» Exercise task: All entries are to be quoted exactly; the images stay out of the copy.

» Dataset entries:
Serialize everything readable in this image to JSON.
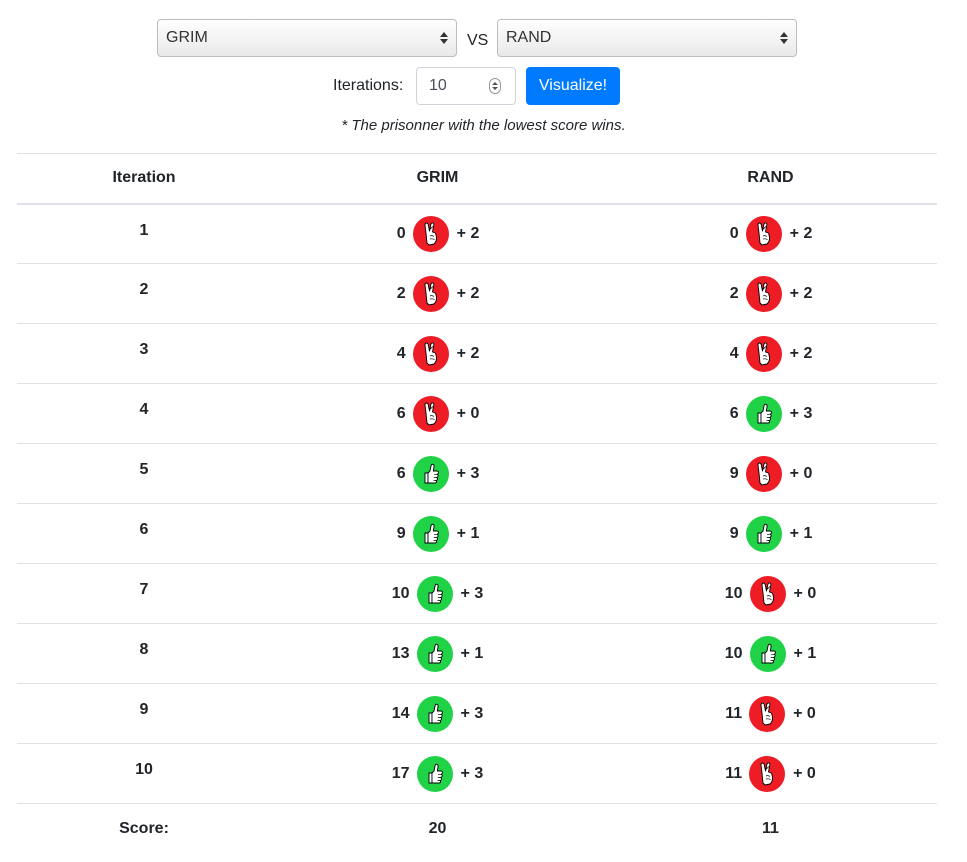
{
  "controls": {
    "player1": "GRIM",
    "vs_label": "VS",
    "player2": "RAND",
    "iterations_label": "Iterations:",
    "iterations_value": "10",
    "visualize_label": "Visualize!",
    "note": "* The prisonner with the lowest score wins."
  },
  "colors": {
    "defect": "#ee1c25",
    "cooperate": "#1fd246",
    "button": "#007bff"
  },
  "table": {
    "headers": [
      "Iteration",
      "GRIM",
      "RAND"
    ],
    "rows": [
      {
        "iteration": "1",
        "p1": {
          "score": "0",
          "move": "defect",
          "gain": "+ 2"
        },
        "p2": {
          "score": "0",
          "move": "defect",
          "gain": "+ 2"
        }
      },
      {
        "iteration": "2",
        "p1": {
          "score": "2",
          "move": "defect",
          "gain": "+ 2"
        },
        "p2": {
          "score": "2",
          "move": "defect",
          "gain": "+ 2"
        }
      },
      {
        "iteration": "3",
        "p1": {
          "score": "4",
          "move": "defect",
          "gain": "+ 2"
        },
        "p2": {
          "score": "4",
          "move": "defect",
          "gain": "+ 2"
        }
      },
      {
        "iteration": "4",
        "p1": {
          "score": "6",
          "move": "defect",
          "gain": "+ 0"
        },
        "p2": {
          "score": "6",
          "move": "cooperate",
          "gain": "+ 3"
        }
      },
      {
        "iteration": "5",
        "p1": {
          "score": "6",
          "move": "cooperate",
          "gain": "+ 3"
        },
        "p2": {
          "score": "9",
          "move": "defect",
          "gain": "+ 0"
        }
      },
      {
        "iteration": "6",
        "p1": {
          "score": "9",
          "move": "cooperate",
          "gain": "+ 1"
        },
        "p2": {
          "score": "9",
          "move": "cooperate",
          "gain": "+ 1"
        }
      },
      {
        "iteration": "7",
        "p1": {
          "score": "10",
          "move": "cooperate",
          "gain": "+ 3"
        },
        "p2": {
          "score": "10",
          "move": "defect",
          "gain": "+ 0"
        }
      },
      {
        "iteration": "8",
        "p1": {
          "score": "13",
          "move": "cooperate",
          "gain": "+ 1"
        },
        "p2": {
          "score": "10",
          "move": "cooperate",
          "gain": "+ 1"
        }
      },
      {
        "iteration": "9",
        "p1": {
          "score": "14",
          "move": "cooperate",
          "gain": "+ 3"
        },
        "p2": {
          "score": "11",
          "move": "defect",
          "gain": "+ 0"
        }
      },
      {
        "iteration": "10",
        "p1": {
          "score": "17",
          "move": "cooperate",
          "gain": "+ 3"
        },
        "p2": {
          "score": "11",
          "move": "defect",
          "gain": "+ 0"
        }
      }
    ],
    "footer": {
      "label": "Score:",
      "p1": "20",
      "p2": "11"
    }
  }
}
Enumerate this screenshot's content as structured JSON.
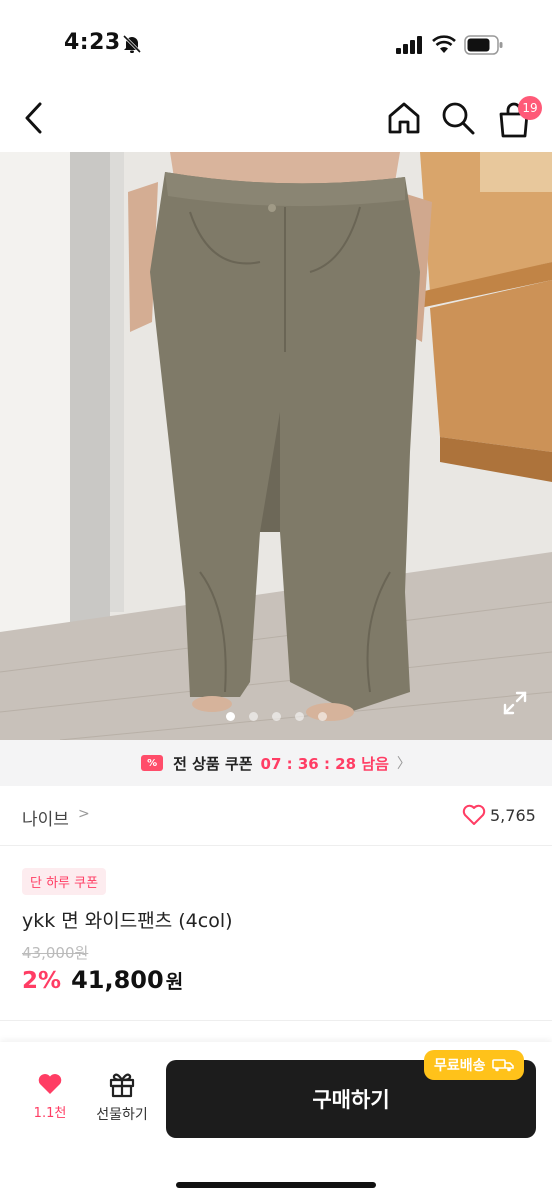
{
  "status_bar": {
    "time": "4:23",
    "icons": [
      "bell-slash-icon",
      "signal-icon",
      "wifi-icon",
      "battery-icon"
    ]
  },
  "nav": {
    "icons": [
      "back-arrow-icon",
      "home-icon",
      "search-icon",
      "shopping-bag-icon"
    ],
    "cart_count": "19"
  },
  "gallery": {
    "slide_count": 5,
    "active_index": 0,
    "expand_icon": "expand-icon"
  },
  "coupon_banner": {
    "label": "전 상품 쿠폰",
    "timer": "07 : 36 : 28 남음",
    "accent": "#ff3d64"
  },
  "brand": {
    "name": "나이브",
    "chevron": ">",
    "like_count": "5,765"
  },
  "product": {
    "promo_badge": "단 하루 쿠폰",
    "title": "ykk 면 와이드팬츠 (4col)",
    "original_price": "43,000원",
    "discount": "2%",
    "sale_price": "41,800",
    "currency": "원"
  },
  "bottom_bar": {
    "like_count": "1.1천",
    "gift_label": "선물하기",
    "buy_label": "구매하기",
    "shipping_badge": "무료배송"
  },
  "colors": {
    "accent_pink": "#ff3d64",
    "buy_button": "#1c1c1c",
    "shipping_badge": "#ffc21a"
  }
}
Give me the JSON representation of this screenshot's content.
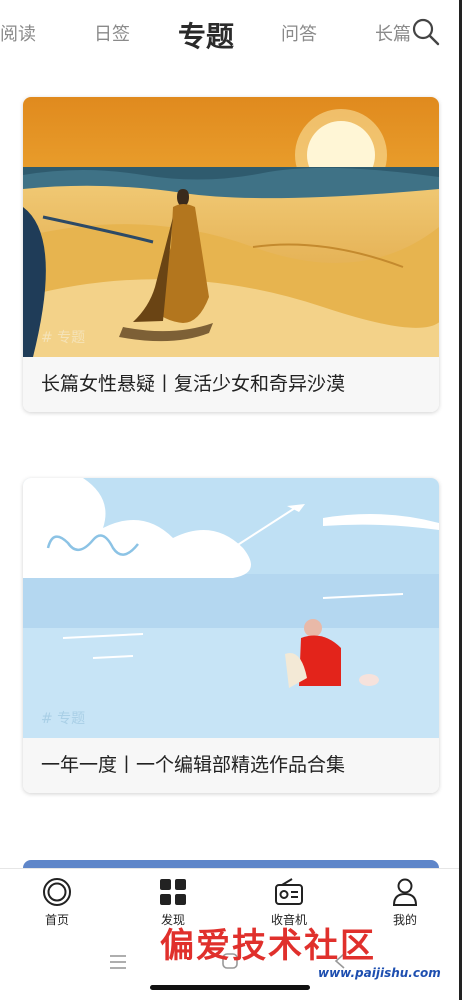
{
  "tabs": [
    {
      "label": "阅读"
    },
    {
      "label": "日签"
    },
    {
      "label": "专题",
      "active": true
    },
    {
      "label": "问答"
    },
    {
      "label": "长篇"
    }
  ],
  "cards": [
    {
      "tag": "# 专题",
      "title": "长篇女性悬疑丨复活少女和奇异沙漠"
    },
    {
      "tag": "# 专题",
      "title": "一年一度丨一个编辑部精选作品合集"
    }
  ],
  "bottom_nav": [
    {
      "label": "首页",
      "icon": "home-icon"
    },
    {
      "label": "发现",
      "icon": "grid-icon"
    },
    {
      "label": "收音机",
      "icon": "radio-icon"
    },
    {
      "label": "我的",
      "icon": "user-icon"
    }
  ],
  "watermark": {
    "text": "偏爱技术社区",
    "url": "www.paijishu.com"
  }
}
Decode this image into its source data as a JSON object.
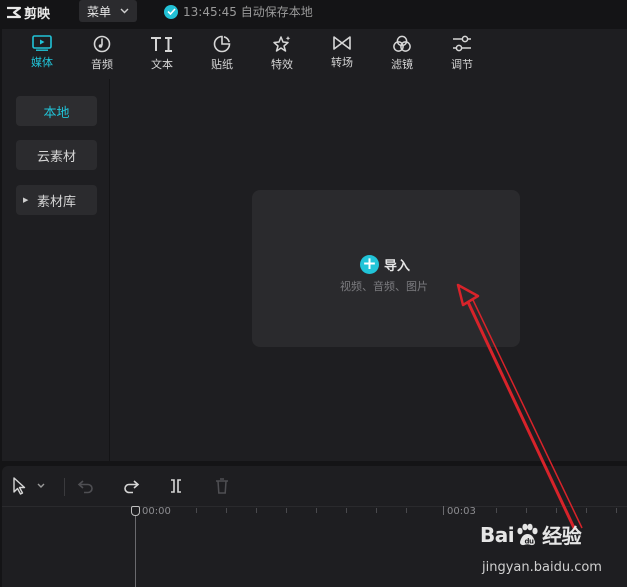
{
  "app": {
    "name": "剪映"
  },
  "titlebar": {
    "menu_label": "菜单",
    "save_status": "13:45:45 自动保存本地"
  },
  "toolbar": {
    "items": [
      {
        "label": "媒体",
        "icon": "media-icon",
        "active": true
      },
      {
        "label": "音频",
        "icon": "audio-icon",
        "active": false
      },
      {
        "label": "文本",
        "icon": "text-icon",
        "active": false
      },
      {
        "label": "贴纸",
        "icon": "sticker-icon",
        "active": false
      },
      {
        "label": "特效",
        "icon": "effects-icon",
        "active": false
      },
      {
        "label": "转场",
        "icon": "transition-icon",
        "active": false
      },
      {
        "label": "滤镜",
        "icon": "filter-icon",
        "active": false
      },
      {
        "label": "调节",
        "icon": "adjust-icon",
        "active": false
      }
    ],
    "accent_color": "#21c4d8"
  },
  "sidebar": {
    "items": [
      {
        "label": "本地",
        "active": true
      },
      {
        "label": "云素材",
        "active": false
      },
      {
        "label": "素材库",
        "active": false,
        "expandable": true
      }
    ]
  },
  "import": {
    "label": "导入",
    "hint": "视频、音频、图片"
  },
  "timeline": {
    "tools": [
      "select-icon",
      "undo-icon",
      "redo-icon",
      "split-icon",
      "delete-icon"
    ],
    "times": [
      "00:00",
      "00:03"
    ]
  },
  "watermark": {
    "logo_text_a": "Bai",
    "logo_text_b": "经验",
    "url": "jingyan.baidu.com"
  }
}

» Written answer:
Serialize everything readable in this image to JSON.
{
  "controls": {
    "player1": "GRIM",
    "vs_label": "VS",
    "player2": "RAND",
    "iterations_label": "Iterations:",
    "iterations_value": "10",
    "visualize_label": "Visualize!",
    "note": "* The prisonner with the lowest score wins."
  },
  "colors": {
    "defect": "#ee1c25",
    "cooperate": "#1fd246",
    "button": "#007bff"
  },
  "table": {
    "headers": [
      "Iteration",
      "GRIM",
      "RAND"
    ],
    "rows": [
      {
        "iteration": "1",
        "p1": {
          "score": "0",
          "move": "defect",
          "gain": "+ 2"
        },
        "p2": {
          "score": "0",
          "move": "defect",
          "gain": "+ 2"
        }
      },
      {
        "iteration": "2",
        "p1": {
          "score": "2",
          "move": "defect",
          "gain": "+ 2"
        },
        "p2": {
          "score": "2",
          "move": "defect",
          "gain": "+ 2"
        }
      },
      {
        "iteration": "3",
        "p1": {
          "score": "4",
          "move": "defect",
          "gain": "+ 2"
        },
        "p2": {
          "score": "4",
          "move": "defect",
          "gain": "+ 2"
        }
      },
      {
        "iteration": "4",
        "p1": {
          "score": "6",
          "move": "defect",
          "gain": "+ 0"
        },
        "p2": {
          "score": "6",
          "move": "cooperate",
          "gain": "+ 3"
        }
      },
      {
        "iteration": "5",
        "p1": {
          "score": "6",
          "move": "cooperate",
          "gain": "+ 3"
        },
        "p2": {
          "score": "9",
          "move": "defect",
          "gain": "+ 0"
        }
      },
      {
        "iteration": "6",
        "p1": {
          "score": "9",
          "move": "cooperate",
          "gain": "+ 1"
        },
        "p2": {
          "score": "9",
          "move": "cooperate",
          "gain": "+ 1"
        }
      },
      {
        "iteration": "7",
        "p1": {
          "score": "10",
          "move": "cooperate",
          "gain": "+ 3"
        },
        "p2": {
          "score": "10",
          "move": "defect",
          "gain": "+ 0"
        }
      },
      {
        "iteration": "8",
        "p1": {
          "score": "13",
          "move": "cooperate",
          "gain": "+ 1"
        },
        "p2": {
          "score": "10",
          "move": "cooperate",
          "gain": "+ 1"
        }
      },
      {
        "iteration": "9",
        "p1": {
          "score": "14",
          "move": "cooperate",
          "gain": "+ 3"
        },
        "p2": {
          "score": "11",
          "move": "defect",
          "gain": "+ 0"
        }
      },
      {
        "iteration": "10",
        "p1": {
          "score": "17",
          "move": "cooperate",
          "gain": "+ 3"
        },
        "p2": {
          "score": "11",
          "move": "defect",
          "gain": "+ 0"
        }
      }
    ],
    "footer": {
      "label": "Score:",
      "p1": "20",
      "p2": "11"
    }
  }
}
Enumerate this screenshot's content as structured JSON.
{
  "status_bar": {
    "time": "4:23",
    "icons": [
      "bell-slash-icon",
      "signal-icon",
      "wifi-icon",
      "battery-icon"
    ]
  },
  "nav": {
    "icons": [
      "back-arrow-icon",
      "home-icon",
      "search-icon",
      "shopping-bag-icon"
    ],
    "cart_count": "19"
  },
  "gallery": {
    "slide_count": 5,
    "active_index": 0,
    "expand_icon": "expand-icon"
  },
  "coupon_banner": {
    "label": "전 상품 쿠폰",
    "timer": "07 : 36 : 28 남음",
    "accent": "#ff3d64"
  },
  "brand": {
    "name": "나이브",
    "chevron": ">",
    "like_count": "5,765"
  },
  "product": {
    "promo_badge": "단 하루 쿠폰",
    "title": "ykk 면 와이드팬츠 (4col)",
    "original_price": "43,000원",
    "discount": "2%",
    "sale_price": "41,800",
    "currency": "원"
  },
  "bottom_bar": {
    "like_count": "1.1천",
    "gift_label": "선물하기",
    "buy_label": "구매하기",
    "shipping_badge": "무료배송"
  },
  "colors": {
    "accent_pink": "#ff3d64",
    "buy_button": "#1c1c1c",
    "shipping_badge": "#ffc21a"
  }
}
Give me the JSON representation of this screenshot's content.
{
  "tabs": [
    {
      "label": "阅读"
    },
    {
      "label": "日签"
    },
    {
      "label": "专题",
      "active": true
    },
    {
      "label": "问答"
    },
    {
      "label": "长篇"
    }
  ],
  "cards": [
    {
      "tag": "# 专题",
      "title": "长篇女性悬疑丨复活少女和奇异沙漠"
    },
    {
      "tag": "# 专题",
      "title": "一年一度丨一个编辑部精选作品合集"
    }
  ],
  "bottom_nav": [
    {
      "label": "首页",
      "icon": "home-icon"
    },
    {
      "label": "发现",
      "icon": "grid-icon"
    },
    {
      "label": "收音机",
      "icon": "radio-icon"
    },
    {
      "label": "我的",
      "icon": "user-icon"
    }
  ],
  "watermark": {
    "text": "偏爱技术社区",
    "url": "www.paijishu.com"
  }
}
Decode this image into its source data as a JSON object.
{
  "app": {
    "name": "剪映"
  },
  "titlebar": {
    "menu_label": "菜单",
    "save_status": "13:45:45 自动保存本地"
  },
  "toolbar": {
    "items": [
      {
        "label": "媒体",
        "icon": "media-icon",
        "active": true
      },
      {
        "label": "音频",
        "icon": "audio-icon",
        "active": false
      },
      {
        "label": "文本",
        "icon": "text-icon",
        "active": false
      },
      {
        "label": "贴纸",
        "icon": "sticker-icon",
        "active": false
      },
      {
        "label": "特效",
        "icon": "effects-icon",
        "active": false
      },
      {
        "label": "转场",
        "icon": "transition-icon",
        "active": false
      },
      {
        "label": "滤镜",
        "icon": "filter-icon",
        "active": false
      },
      {
        "label": "调节",
        "icon": "adjust-icon",
        "active": false
      }
    ],
    "accent_color": "#21c4d8"
  },
  "sidebar": {
    "items": [
      {
        "label": "本地",
        "active": true
      },
      {
        "label": "云素材",
        "active": false
      },
      {
        "label": "素材库",
        "active": false,
        "expandable": true
      }
    ]
  },
  "import": {
    "label": "导入",
    "hint": "视频、音频、图片"
  },
  "timeline": {
    "tools": [
      "select-icon",
      "undo-icon",
      "redo-icon",
      "split-icon",
      "delete-icon"
    ],
    "times": [
      "00:00",
      "00:03"
    ]
  },
  "watermark": {
    "logo_text_a": "Bai",
    "logo_text_b": "经验",
    "url": "jingyan.baidu.com"
  }
}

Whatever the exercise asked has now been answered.